START Entries provided

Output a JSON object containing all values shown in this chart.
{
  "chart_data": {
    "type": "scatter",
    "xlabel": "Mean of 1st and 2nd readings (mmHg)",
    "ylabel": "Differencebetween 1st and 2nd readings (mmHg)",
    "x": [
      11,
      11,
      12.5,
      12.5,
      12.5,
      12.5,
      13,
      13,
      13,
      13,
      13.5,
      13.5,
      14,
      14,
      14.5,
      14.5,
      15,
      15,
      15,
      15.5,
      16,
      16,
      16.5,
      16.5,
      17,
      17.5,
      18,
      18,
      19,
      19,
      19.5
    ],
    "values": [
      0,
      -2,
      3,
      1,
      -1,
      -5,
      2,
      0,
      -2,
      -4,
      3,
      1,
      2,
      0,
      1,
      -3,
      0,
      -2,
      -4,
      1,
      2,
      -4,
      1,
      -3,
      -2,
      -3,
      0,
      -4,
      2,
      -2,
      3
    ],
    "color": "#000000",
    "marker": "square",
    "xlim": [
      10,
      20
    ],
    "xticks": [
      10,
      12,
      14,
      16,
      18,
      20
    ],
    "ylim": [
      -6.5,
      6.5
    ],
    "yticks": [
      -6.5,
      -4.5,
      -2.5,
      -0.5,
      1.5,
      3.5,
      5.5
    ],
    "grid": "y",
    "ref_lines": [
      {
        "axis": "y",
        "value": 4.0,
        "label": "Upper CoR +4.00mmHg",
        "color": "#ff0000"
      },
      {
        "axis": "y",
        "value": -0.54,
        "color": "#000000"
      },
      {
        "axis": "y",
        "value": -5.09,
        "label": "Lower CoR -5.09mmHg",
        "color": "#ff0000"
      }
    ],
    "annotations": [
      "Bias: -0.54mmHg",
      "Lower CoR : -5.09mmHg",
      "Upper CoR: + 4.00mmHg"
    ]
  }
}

END Entries provided

--- Problem details ---
Repeat the entries above exactly, leaving nothing out.

--- Exercise output ---
Output a JSON object containing all values shown in this chart.
{
  "chart_data": {
    "type": "scatter",
    "xlabel": "Mean of 1st and 2nd readings (mmHg)",
    "ylabel": "Differencebetween 1st and 2nd readings (mmHg)",
    "x": [
      11,
      11,
      12.5,
      12.5,
      12.5,
      12.5,
      13,
      13,
      13,
      13,
      13.5,
      13.5,
      14,
      14,
      14.5,
      14.5,
      15,
      15,
      15,
      15.5,
      16,
      16,
      16.5,
      16.5,
      17,
      17.5,
      18,
      18,
      19,
      19,
      19.5
    ],
    "values": [
      0,
      -2,
      3,
      1,
      -1,
      -5,
      2,
      0,
      -2,
      -4,
      3,
      1,
      2,
      0,
      1,
      -3,
      0,
      -2,
      -4,
      1,
      2,
      -4,
      1,
      -3,
      -2,
      -3,
      0,
      -4,
      2,
      -2,
      3
    ],
    "color": "#000000",
    "marker": "square",
    "xlim": [
      10,
      20
    ],
    "xticks": [
      10,
      12,
      14,
      16,
      18,
      20
    ],
    "ylim": [
      -6.5,
      6.5
    ],
    "yticks": [
      -6.5,
      -4.5,
      -2.5,
      -0.5,
      1.5,
      3.5,
      5.5
    ],
    "grid": "y",
    "ref_lines": [
      {
        "axis": "y",
        "value": 4.0,
        "label": "Upper CoR +4.00mmHg",
        "color": "#ff0000"
      },
      {
        "axis": "y",
        "value": -0.54,
        "color": "#000000"
      },
      {
        "axis": "y",
        "value": -5.09,
        "label": "Lower CoR -5.09mmHg",
        "color": "#ff0000"
      }
    ],
    "annotations": [
      "Bias: -0.54mmHg",
      "Lower CoR : -5.09mmHg",
      "Upper CoR: + 4.00mmHg"
    ]
  }
}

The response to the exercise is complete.